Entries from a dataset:
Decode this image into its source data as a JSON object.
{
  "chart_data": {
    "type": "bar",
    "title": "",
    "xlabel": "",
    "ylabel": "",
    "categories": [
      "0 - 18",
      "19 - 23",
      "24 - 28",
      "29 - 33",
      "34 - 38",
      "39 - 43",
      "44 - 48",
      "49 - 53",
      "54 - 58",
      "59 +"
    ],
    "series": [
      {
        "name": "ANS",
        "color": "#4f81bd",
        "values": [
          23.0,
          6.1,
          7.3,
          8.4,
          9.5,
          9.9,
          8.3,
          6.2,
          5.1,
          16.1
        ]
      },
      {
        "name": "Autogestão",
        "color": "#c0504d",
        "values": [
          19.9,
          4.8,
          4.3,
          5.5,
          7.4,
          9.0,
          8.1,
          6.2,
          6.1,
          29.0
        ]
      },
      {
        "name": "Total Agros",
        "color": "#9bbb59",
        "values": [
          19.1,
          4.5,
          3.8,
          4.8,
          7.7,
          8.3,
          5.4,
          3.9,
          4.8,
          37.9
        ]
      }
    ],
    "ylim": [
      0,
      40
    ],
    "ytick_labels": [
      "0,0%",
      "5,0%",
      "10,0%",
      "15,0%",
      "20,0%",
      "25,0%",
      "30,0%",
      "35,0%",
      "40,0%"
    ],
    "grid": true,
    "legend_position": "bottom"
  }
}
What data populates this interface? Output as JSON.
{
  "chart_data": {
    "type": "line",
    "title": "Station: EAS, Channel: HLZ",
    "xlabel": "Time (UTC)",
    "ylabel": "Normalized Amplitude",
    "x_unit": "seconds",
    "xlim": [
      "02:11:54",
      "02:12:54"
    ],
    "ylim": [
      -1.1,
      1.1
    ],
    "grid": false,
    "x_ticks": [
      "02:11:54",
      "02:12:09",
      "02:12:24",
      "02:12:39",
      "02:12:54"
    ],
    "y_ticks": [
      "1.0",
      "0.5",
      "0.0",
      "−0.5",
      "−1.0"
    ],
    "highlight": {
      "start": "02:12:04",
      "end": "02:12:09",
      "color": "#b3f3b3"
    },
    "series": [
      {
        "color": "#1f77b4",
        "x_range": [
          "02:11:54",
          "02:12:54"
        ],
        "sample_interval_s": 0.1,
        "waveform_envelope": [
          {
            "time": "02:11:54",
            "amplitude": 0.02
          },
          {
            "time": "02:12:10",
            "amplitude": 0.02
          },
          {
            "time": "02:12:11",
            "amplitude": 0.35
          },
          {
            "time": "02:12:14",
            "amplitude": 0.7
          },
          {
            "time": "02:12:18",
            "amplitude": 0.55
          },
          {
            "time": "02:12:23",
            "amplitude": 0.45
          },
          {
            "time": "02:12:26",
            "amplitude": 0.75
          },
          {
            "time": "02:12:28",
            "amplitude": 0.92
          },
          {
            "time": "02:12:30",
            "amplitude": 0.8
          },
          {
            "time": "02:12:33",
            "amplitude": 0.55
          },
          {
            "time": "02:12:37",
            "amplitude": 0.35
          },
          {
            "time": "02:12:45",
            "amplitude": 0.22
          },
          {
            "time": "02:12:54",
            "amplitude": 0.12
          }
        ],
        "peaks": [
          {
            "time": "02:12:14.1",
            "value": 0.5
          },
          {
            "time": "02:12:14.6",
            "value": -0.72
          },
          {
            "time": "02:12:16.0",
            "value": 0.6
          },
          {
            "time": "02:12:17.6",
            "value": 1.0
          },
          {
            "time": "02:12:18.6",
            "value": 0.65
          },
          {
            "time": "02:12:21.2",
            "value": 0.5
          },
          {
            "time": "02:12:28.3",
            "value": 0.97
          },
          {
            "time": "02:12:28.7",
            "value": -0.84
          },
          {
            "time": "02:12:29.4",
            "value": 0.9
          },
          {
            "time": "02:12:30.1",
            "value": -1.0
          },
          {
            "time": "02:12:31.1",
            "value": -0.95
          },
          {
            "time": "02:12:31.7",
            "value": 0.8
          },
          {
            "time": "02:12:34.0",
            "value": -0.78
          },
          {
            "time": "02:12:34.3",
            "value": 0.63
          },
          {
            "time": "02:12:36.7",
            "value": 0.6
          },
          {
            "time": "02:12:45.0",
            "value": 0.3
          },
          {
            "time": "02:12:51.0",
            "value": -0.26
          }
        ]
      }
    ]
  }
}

• Exercise task: Print the material above once more, exactly.

• Complete answer:
Decode this image into its source data as a JSON object.
{
  "chart_data": {
    "type": "bar",
    "title": "",
    "xlabel": "",
    "ylabel": "",
    "categories": [
      "0 - 18",
      "19 - 23",
      "24 - 28",
      "29 - 33",
      "34 - 38",
      "39 - 43",
      "44 - 48",
      "49 - 53",
      "54 - 58",
      "59 +"
    ],
    "series": [
      {
        "name": "ANS",
        "color": "#4f81bd",
        "values": [
          23.0,
          6.1,
          7.3,
          8.4,
          9.5,
          9.9,
          8.3,
          6.2,
          5.1,
          16.1
        ]
      },
      {
        "name": "Autogestão",
        "color": "#c0504d",
        "values": [
          19.9,
          4.8,
          4.3,
          5.5,
          7.4,
          9.0,
          8.1,
          6.2,
          6.1,
          29.0
        ]
      },
      {
        "name": "Total Agros",
        "color": "#9bbb59",
        "values": [
          19.1,
          4.5,
          3.8,
          4.8,
          7.7,
          8.3,
          5.4,
          3.9,
          4.8,
          37.9
        ]
      }
    ],
    "ylim": [
      0,
      40
    ],
    "ytick_labels": [
      "0,0%",
      "5,0%",
      "10,0%",
      "15,0%",
      "20,0%",
      "25,0%",
      "30,0%",
      "35,0%",
      "40,0%"
    ],
    "grid": true,
    "legend_position": "bottom"
  }
}
What data populates this interface? Output as JSON.
{
  "chart_data": {
    "type": "line",
    "title": "Station: EAS, Channel: HLZ",
    "xlabel": "Time (UTC)",
    "ylabel": "Normalized Amplitude",
    "x_unit": "seconds",
    "xlim": [
      "02:11:54",
      "02:12:54"
    ],
    "ylim": [
      -1.1,
      1.1
    ],
    "grid": false,
    "x_ticks": [
      "02:11:54",
      "02:12:09",
      "02:12:24",
      "02:12:39",
      "02:12:54"
    ],
    "y_ticks": [
      "1.0",
      "0.5",
      "0.0",
      "−0.5",
      "−1.0"
    ],
    "highlight": {
      "start": "02:12:04",
      "end": "02:12:09",
      "color": "#b3f3b3"
    },
    "series": [
      {
        "color": "#1f77b4",
        "x_range": [
          "02:11:54",
          "02:12:54"
        ],
        "sample_interval_s": 0.1,
        "waveform_envelope": [
          {
            "time": "02:11:54",
            "amplitude": 0.02
          },
          {
            "time": "02:12:10",
            "amplitude": 0.02
          },
          {
            "time": "02:12:11",
            "amplitude": 0.35
          },
          {
            "time": "02:12:14",
            "amplitude": 0.7
          },
          {
            "time": "02:12:18",
            "amplitude": 0.55
          },
          {
            "time": "02:12:23",
            "amplitude": 0.45
          },
          {
            "time": "02:12:26",
            "amplitude": 0.75
          },
          {
            "time": "02:12:28",
            "amplitude": 0.92
          },
          {
            "time": "02:12:30",
            "amplitude": 0.8
          },
          {
            "time": "02:12:33",
            "amplitude": 0.55
          },
          {
            "time": "02:12:37",
            "amplitude": 0.35
          },
          {
            "time": "02:12:45",
            "amplitude": 0.22
          },
          {
            "time": "02:12:54",
            "amplitude": 0.12
          }
        ],
        "peaks": [
          {
            "time": "02:12:14.1",
            "value": 0.5
          },
          {
            "time": "02:12:14.6",
            "value": -0.72
          },
          {
            "time": "02:12:16.0",
            "value": 0.6
          },
          {
            "time": "02:12:17.6",
            "value": 1.0
          },
          {
            "time": "02:12:18.6",
            "value": 0.65
          },
          {
            "time": "02:12:21.2",
            "value": 0.5
          },
          {
            "time": "02:12:28.3",
            "value": 0.97
          },
          {
            "time": "02:12:28.7",
            "value": -0.84
          },
          {
            "time": "02:12:29.4",
            "value": 0.9
          },
          {
            "time": "02:12:30.1",
            "value": -1.0
          },
          {
            "time": "02:12:31.1",
            "value": -0.95
          },
          {
            "time": "02:12:31.7",
            "value": 0.8
          },
          {
            "time": "02:12:34.0",
            "value": -0.78
          },
          {
            "time": "02:12:34.3",
            "value": 0.63
          },
          {
            "time": "02:12:36.7",
            "value": 0.6
          },
          {
            "time": "02:12:45.0",
            "value": 0.3
          },
          {
            "time": "02:12:51.0",
            "value": -0.26
          }
        ]
      }
    ]
  }
}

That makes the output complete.